Verbatim output of all the material below is required.

(Items from a dataset)
⁂

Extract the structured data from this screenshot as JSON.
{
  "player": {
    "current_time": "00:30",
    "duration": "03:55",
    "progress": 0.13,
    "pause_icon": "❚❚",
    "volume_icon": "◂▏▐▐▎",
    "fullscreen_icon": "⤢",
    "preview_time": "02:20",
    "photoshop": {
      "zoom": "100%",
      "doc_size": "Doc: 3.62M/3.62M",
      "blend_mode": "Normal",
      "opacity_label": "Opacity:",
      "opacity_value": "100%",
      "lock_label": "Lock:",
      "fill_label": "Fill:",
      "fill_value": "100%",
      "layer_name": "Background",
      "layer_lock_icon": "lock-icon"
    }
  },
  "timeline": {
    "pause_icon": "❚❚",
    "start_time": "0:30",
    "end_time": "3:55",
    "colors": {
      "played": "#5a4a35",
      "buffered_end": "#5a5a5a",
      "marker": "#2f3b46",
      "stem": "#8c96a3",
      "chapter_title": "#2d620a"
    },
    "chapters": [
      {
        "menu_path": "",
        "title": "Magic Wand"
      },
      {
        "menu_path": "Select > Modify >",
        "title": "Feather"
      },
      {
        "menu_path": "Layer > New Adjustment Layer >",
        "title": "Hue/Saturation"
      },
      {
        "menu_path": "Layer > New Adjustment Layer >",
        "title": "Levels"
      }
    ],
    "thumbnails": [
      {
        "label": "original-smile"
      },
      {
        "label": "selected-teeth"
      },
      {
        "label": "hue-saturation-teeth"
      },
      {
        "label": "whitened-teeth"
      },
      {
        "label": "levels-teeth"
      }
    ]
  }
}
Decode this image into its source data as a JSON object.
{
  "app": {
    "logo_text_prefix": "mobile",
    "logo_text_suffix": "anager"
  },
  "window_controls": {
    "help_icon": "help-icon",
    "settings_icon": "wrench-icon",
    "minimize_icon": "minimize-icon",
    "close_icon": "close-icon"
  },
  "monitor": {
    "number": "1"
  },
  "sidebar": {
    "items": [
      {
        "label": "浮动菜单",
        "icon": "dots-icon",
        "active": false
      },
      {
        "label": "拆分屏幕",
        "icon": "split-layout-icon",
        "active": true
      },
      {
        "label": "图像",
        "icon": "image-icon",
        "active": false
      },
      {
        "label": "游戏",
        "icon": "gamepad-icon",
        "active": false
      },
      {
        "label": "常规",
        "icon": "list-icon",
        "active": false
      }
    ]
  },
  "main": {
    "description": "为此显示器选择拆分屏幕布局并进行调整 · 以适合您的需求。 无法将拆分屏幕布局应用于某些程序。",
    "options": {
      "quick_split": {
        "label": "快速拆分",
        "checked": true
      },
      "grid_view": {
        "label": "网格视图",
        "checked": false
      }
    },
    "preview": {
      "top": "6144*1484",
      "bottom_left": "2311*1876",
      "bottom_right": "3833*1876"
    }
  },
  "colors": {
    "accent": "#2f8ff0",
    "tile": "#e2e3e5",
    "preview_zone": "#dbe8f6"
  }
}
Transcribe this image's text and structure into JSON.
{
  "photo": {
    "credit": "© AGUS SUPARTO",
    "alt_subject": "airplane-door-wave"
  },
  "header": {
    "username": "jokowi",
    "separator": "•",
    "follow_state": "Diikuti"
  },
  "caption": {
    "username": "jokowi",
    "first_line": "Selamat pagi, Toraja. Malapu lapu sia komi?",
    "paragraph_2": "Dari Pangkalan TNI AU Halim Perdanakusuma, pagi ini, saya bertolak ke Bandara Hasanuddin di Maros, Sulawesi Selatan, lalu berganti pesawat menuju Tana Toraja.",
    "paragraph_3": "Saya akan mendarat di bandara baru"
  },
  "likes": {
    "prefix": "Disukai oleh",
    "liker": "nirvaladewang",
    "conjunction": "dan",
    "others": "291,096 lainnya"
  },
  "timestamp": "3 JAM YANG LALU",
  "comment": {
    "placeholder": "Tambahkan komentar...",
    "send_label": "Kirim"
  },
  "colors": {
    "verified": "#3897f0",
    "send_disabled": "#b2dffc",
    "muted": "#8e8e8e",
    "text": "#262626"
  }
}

⁂

> [Answer below]
Extract the structured data from this screenshot as JSON.
{
  "player": {
    "current_time": "00:30",
    "duration": "03:55",
    "progress": 0.13,
    "pause_icon": "❚❚",
    "volume_icon": "◂▏▐▐▎",
    "fullscreen_icon": "⤢",
    "preview_time": "02:20",
    "photoshop": {
      "zoom": "100%",
      "doc_size": "Doc: 3.62M/3.62M",
      "blend_mode": "Normal",
      "opacity_label": "Opacity:",
      "opacity_value": "100%",
      "lock_label": "Lock:",
      "fill_label": "Fill:",
      "fill_value": "100%",
      "layer_name": "Background",
      "layer_lock_icon": "lock-icon"
    }
  },
  "timeline": {
    "pause_icon": "❚❚",
    "start_time": "0:30",
    "end_time": "3:55",
    "colors": {
      "played": "#5a4a35",
      "buffered_end": "#5a5a5a",
      "marker": "#2f3b46",
      "stem": "#8c96a3",
      "chapter_title": "#2d620a"
    },
    "chapters": [
      {
        "menu_path": "",
        "title": "Magic Wand"
      },
      {
        "menu_path": "Select > Modify >",
        "title": "Feather"
      },
      {
        "menu_path": "Layer > New Adjustment Layer >",
        "title": "Hue/Saturation"
      },
      {
        "menu_path": "Layer > New Adjustment Layer >",
        "title": "Levels"
      }
    ],
    "thumbnails": [
      {
        "label": "original-smile"
      },
      {
        "label": "selected-teeth"
      },
      {
        "label": "hue-saturation-teeth"
      },
      {
        "label": "whitened-teeth"
      },
      {
        "label": "levels-teeth"
      }
    ]
  }
}
Decode this image into its source data as a JSON object.
{
  "app": {
    "logo_text_prefix": "mobile",
    "logo_text_suffix": "anager"
  },
  "window_controls": {
    "help_icon": "help-icon",
    "settings_icon": "wrench-icon",
    "minimize_icon": "minimize-icon",
    "close_icon": "close-icon"
  },
  "monitor": {
    "number": "1"
  },
  "sidebar": {
    "items": [
      {
        "label": "浮动菜单",
        "icon": "dots-icon",
        "active": false
      },
      {
        "label": "拆分屏幕",
        "icon": "split-layout-icon",
        "active": true
      },
      {
        "label": "图像",
        "icon": "image-icon",
        "active": false
      },
      {
        "label": "游戏",
        "icon": "gamepad-icon",
        "active": false
      },
      {
        "label": "常规",
        "icon": "list-icon",
        "active": false
      }
    ]
  },
  "main": {
    "description": "为此显示器选择拆分屏幕布局并进行调整 · 以适合您的需求。 无法将拆分屏幕布局应用于某些程序。",
    "options": {
      "quick_split": {
        "label": "快速拆分",
        "checked": true
      },
      "grid_view": {
        "label": "网格视图",
        "checked": false
      }
    },
    "preview": {
      "top": "6144*1484",
      "bottom_left": "2311*1876",
      "bottom_right": "3833*1876"
    }
  },
  "colors": {
    "accent": "#2f8ff0",
    "tile": "#e2e3e5",
    "preview_zone": "#dbe8f6"
  }
}
Transcribe this image's text and structure into JSON.
{
  "photo": {
    "credit": "© AGUS SUPARTO",
    "alt_subject": "airplane-door-wave"
  },
  "header": {
    "username": "jokowi",
    "separator": "•",
    "follow_state": "Diikuti"
  },
  "caption": {
    "username": "jokowi",
    "first_line": "Selamat pagi, Toraja. Malapu lapu sia komi?",
    "paragraph_2": "Dari Pangkalan TNI AU Halim Perdanakusuma, pagi ini, saya bertolak ke Bandara Hasanuddin di Maros, Sulawesi Selatan, lalu berganti pesawat menuju Tana Toraja.",
    "paragraph_3": "Saya akan mendarat di bandara baru"
  },
  "likes": {
    "prefix": "Disukai oleh",
    "liker": "nirvaladewang",
    "conjunction": "dan",
    "others": "291,096 lainnya"
  },
  "timestamp": "3 JAM YANG LALU",
  "comment": {
    "placeholder": "Tambahkan komentar...",
    "send_label": "Kirim"
  },
  "colors": {
    "verified": "#3897f0",
    "send_disabled": "#b2dffc",
    "muted": "#8e8e8e",
    "text": "#262626"
  }
}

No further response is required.